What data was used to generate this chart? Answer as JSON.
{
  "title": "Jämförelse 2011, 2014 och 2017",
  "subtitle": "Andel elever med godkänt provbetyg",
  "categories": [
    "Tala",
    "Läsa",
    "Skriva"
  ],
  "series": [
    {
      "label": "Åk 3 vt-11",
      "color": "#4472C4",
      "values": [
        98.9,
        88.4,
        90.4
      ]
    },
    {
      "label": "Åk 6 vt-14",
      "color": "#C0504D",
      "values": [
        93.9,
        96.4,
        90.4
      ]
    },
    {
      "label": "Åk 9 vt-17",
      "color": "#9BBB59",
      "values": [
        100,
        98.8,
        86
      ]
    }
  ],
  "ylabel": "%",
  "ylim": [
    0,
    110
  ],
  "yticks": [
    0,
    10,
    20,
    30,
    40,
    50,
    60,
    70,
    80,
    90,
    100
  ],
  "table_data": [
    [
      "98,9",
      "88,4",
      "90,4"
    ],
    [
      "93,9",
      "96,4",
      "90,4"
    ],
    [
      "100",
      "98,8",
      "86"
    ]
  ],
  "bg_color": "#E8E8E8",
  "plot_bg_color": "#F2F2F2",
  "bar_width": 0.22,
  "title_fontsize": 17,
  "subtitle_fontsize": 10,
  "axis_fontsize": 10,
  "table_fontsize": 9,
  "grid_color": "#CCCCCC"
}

--

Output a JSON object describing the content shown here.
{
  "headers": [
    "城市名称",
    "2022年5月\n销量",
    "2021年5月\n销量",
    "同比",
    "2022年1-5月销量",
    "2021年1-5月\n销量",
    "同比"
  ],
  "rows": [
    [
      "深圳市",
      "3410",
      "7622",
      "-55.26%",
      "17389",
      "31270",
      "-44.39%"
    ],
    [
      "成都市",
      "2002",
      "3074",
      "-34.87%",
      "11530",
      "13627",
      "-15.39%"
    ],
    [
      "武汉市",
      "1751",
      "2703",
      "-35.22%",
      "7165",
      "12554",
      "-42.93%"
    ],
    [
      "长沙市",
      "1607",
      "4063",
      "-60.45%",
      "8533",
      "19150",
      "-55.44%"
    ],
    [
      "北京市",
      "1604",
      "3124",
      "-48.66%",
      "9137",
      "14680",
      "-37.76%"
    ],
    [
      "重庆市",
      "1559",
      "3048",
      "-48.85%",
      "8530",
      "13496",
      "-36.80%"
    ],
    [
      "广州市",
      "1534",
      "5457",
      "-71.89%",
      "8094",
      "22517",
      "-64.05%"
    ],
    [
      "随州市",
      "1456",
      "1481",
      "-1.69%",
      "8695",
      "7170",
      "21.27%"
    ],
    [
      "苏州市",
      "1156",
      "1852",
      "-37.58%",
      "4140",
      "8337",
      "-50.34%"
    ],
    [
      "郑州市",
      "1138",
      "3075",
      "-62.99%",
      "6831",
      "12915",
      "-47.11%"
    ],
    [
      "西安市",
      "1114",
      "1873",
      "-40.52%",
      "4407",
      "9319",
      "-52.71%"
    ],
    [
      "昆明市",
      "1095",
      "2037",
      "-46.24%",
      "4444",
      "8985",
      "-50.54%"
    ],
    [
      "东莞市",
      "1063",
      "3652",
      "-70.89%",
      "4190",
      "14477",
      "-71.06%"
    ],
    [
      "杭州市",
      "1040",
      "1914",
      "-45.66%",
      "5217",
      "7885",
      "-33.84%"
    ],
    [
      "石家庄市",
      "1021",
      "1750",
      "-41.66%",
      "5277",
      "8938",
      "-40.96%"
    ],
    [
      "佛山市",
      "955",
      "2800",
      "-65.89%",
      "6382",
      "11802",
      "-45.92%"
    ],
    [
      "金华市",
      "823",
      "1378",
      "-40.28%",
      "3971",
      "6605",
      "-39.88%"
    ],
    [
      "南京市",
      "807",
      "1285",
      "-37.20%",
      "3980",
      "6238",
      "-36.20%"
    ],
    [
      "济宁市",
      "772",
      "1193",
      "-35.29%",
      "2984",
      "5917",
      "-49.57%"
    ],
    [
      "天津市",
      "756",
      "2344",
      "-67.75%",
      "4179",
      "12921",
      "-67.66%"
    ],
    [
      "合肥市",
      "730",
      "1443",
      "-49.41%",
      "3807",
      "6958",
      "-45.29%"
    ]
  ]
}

--

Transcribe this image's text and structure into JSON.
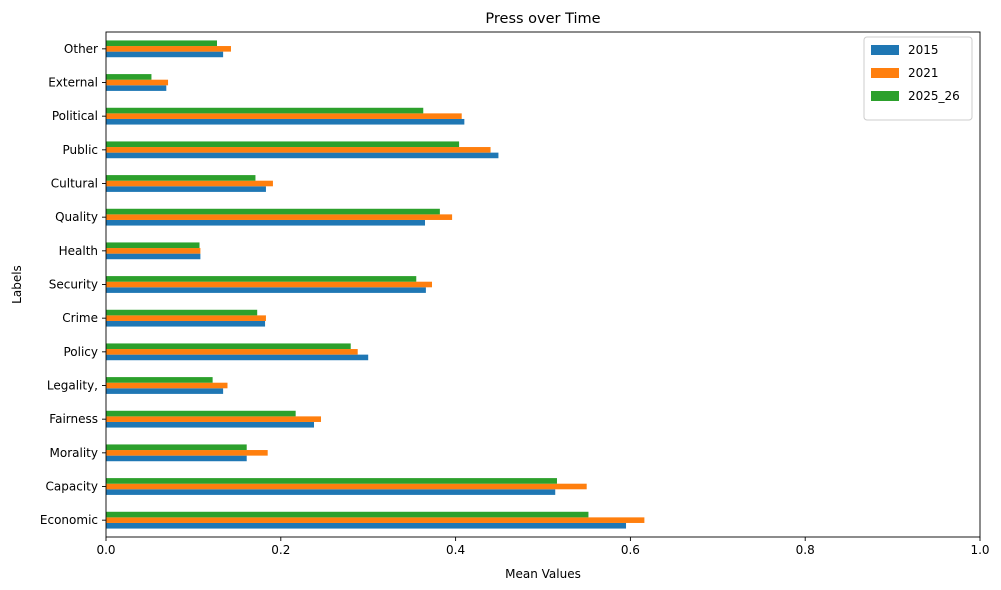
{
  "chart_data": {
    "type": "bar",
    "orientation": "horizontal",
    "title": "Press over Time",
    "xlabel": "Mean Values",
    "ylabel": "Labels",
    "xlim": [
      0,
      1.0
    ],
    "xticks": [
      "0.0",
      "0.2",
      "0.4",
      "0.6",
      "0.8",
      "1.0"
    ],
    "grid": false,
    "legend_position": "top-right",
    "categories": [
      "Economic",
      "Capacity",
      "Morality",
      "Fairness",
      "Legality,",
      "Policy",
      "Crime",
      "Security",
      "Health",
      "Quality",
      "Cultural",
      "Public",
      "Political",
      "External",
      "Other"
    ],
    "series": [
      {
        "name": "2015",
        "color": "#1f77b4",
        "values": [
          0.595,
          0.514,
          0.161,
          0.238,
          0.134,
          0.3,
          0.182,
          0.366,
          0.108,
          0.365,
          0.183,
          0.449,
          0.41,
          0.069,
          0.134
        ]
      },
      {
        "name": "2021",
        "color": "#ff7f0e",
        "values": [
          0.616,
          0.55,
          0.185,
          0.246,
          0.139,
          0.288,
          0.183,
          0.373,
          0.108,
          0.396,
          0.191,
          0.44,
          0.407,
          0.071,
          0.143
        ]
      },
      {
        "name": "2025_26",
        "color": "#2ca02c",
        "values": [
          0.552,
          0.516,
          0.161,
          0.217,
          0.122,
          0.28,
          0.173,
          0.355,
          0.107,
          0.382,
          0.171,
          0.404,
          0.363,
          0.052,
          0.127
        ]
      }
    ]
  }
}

Aim of the task. Copy out every line of the listing that includes the string "this".

Response.
What data was used to generate this chart? Answer as JSON.
Transcribe this image's text and structure into JSON.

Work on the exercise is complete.